(What you need to do): Return a copy of every line in the records that includes the word "name".
-- Start --
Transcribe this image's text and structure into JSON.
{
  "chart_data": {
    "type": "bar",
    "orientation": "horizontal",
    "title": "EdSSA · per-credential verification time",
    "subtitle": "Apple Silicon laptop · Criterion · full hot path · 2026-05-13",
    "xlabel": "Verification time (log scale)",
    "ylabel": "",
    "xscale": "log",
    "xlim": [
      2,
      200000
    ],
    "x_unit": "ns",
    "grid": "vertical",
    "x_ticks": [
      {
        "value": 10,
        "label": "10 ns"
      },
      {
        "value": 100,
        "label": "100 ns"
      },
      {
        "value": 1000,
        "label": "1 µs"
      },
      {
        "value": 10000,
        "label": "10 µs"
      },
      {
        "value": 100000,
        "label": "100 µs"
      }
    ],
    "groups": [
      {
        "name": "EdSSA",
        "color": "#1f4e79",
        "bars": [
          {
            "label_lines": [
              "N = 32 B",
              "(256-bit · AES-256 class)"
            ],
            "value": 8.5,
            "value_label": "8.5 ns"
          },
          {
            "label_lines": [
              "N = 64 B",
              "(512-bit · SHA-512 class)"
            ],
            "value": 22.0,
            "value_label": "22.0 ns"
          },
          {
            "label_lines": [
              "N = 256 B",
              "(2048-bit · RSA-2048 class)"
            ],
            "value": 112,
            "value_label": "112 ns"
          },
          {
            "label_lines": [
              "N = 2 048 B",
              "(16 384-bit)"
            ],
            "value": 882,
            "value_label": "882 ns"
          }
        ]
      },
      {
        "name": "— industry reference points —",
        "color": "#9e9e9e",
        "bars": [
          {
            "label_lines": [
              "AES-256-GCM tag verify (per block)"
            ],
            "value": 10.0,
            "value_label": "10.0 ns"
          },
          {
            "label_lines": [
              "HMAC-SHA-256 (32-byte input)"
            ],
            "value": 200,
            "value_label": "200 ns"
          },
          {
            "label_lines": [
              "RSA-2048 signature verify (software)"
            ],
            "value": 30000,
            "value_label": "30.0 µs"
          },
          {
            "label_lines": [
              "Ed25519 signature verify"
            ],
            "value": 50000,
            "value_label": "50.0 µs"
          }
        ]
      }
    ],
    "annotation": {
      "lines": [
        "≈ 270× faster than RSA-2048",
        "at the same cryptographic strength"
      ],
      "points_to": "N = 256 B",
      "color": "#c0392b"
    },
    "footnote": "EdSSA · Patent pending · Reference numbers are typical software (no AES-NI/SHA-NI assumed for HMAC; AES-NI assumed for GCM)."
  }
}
-- End --
(Reply to the task):
        "name": "EdSSA",
        "name": "— industry reference points —",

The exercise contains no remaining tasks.